(Figure collection entries)
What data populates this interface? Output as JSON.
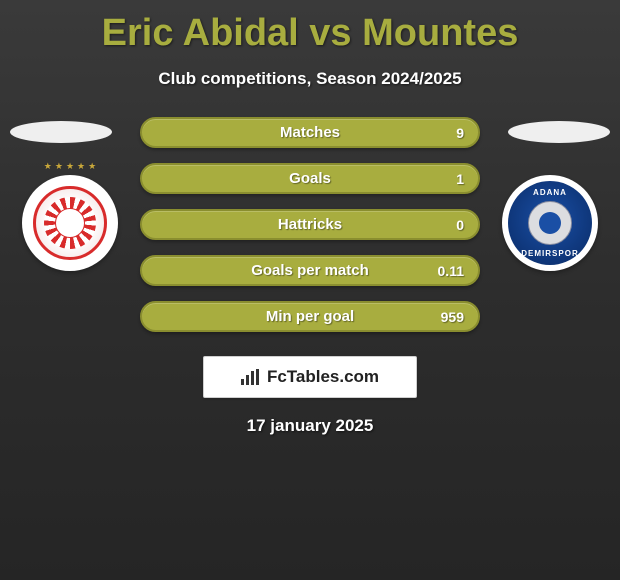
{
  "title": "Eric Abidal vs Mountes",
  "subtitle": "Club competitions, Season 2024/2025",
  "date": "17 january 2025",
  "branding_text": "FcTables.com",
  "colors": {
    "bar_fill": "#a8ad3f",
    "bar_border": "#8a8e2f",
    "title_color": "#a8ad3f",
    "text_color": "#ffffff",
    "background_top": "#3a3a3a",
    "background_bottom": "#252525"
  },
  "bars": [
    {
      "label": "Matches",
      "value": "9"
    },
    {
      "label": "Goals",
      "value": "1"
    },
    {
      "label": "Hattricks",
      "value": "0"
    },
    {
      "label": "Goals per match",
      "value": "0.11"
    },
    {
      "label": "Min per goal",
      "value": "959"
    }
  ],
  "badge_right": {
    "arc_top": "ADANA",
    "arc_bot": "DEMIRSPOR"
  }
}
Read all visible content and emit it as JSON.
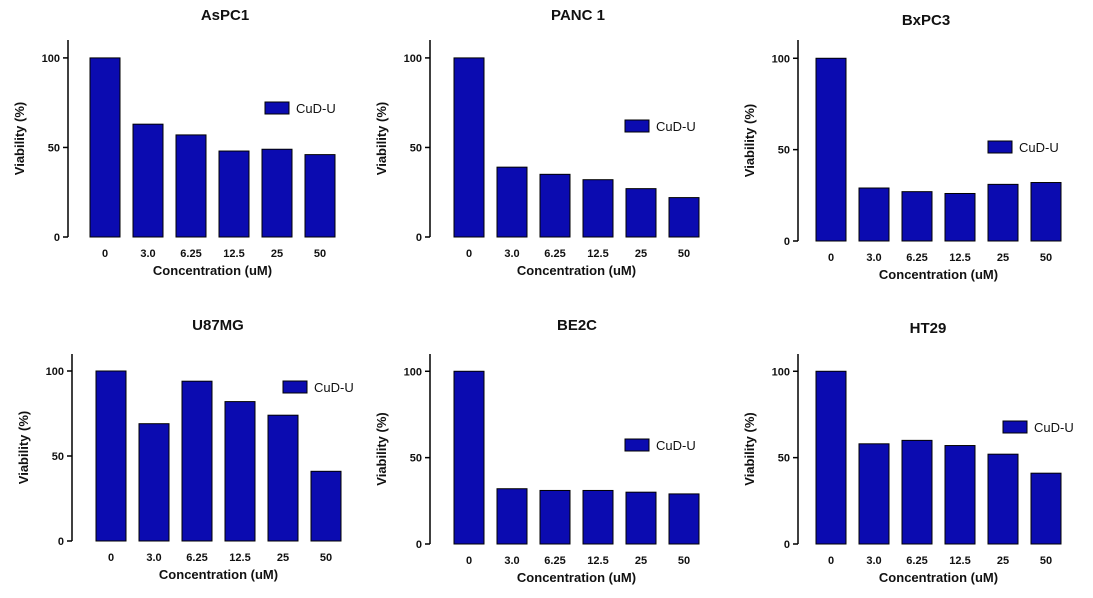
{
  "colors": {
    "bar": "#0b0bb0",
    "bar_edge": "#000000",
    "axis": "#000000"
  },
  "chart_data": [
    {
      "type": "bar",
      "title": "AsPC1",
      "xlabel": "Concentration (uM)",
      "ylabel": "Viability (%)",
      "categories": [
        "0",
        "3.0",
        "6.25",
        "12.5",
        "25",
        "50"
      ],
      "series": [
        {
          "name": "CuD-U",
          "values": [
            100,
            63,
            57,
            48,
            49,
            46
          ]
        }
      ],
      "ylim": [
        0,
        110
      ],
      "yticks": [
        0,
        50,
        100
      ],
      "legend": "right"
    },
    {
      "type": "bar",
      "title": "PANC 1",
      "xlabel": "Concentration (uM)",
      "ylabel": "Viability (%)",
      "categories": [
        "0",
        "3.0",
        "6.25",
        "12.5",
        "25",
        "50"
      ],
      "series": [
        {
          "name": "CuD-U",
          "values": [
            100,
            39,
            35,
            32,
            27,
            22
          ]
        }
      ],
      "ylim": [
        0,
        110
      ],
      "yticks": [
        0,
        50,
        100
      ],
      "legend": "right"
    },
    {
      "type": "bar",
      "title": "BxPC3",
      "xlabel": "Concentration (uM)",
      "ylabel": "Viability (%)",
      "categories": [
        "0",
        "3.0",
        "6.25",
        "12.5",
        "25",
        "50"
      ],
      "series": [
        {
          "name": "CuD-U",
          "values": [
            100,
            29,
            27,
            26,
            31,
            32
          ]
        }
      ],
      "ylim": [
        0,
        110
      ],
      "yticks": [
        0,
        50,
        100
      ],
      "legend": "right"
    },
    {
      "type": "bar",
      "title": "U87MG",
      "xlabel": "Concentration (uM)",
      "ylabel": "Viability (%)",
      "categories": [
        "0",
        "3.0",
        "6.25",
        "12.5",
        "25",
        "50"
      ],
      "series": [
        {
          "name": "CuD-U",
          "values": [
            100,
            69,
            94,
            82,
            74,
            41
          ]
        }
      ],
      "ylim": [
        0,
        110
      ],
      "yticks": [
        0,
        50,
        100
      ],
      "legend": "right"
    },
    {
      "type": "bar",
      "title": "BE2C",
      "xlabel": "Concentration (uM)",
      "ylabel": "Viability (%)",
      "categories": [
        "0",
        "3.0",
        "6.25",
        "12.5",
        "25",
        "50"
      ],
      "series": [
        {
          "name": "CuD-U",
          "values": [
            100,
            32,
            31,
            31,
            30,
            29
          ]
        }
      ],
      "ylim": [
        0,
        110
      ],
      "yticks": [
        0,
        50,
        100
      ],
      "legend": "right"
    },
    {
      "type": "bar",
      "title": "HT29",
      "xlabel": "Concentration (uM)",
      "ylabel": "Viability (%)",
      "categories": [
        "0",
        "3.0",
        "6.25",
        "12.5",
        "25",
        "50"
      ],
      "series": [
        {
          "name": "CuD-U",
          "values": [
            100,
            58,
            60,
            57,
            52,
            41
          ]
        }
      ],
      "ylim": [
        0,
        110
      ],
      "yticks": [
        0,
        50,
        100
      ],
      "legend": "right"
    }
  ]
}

WRITTEN PROBLEM: Output the data above without changes, apart from leaving out the pictures.

SOLVED EXERCISE:
What data populates this interface? Output as JSON.
{
  "title": "Eric Abidal vs Mountes",
  "subtitle": "Club competitions, Season 2024/2025",
  "date": "17 january 2025",
  "branding_text": "FcTables.com",
  "colors": {
    "bar_fill": "#a8ad3f",
    "bar_border": "#8a8e2f",
    "title_color": "#a8ad3f",
    "text_color": "#ffffff",
    "background_top": "#3a3a3a",
    "background_bottom": "#252525"
  },
  "bars": [
    {
      "label": "Matches",
      "value": "9"
    },
    {
      "label": "Goals",
      "value": "1"
    },
    {
      "label": "Hattricks",
      "value": "0"
    },
    {
      "label": "Goals per match",
      "value": "0.11"
    },
    {
      "label": "Min per goal",
      "value": "959"
    }
  ],
  "badge_right": {
    "arc_top": "ADANA",
    "arc_bot": "DEMIRSPOR"
  }
}
Read all visible content and emit it as JSON.
{
  "colors": {
    "bar": "#0b0bb0",
    "bar_edge": "#000000",
    "axis": "#000000"
  },
  "chart_data": [
    {
      "type": "bar",
      "title": "AsPC1",
      "xlabel": "Concentration (uM)",
      "ylabel": "Viability (%)",
      "categories": [
        "0",
        "3.0",
        "6.25",
        "12.5",
        "25",
        "50"
      ],
      "series": [
        {
          "name": "CuD-U",
          "values": [
            100,
            63,
            57,
            48,
            49,
            46
          ]
        }
      ],
      "ylim": [
        0,
        110
      ],
      "yticks": [
        0,
        50,
        100
      ],
      "legend": "right"
    },
    {
      "type": "bar",
      "title": "PANC 1",
      "xlabel": "Concentration (uM)",
      "ylabel": "Viability (%)",
      "categories": [
        "0",
        "3.0",
        "6.25",
        "12.5",
        "25",
        "50"
      ],
      "series": [
        {
          "name": "CuD-U",
          "values": [
            100,
            39,
            35,
            32,
            27,
            22
          ]
        }
      ],
      "ylim": [
        0,
        110
      ],
      "yticks": [
        0,
        50,
        100
      ],
      "legend": "right"
    },
    {
      "type": "bar",
      "title": "BxPC3",
      "xlabel": "Concentration (uM)",
      "ylabel": "Viability (%)",
      "categories": [
        "0",
        "3.0",
        "6.25",
        "12.5",
        "25",
        "50"
      ],
      "series": [
        {
          "name": "CuD-U",
          "values": [
            100,
            29,
            27,
            26,
            31,
            32
          ]
        }
      ],
      "ylim": [
        0,
        110
      ],
      "yticks": [
        0,
        50,
        100
      ],
      "legend": "right"
    },
    {
      "type": "bar",
      "title": "U87MG",
      "xlabel": "Concentration (uM)",
      "ylabel": "Viability (%)",
      "categories": [
        "0",
        "3.0",
        "6.25",
        "12.5",
        "25",
        "50"
      ],
      "series": [
        {
          "name": "CuD-U",
          "values": [
            100,
            69,
            94,
            82,
            74,
            41
          ]
        }
      ],
      "ylim": [
        0,
        110
      ],
      "yticks": [
        0,
        50,
        100
      ],
      "legend": "right"
    },
    {
      "type": "bar",
      "title": "BE2C",
      "xlabel": "Concentration (uM)",
      "ylabel": "Viability (%)",
      "categories": [
        "0",
        "3.0",
        "6.25",
        "12.5",
        "25",
        "50"
      ],
      "series": [
        {
          "name": "CuD-U",
          "values": [
            100,
            32,
            31,
            31,
            30,
            29
          ]
        }
      ],
      "ylim": [
        0,
        110
      ],
      "yticks": [
        0,
        50,
        100
      ],
      "legend": "right"
    },
    {
      "type": "bar",
      "title": "HT29",
      "xlabel": "Concentration (uM)",
      "ylabel": "Viability (%)",
      "categories": [
        "0",
        "3.0",
        "6.25",
        "12.5",
        "25",
        "50"
      ],
      "series": [
        {
          "name": "CuD-U",
          "values": [
            100,
            58,
            60,
            57,
            52,
            41
          ]
        }
      ],
      "ylim": [
        0,
        110
      ],
      "yticks": [
        0,
        50,
        100
      ],
      "legend": "right"
    }
  ]
}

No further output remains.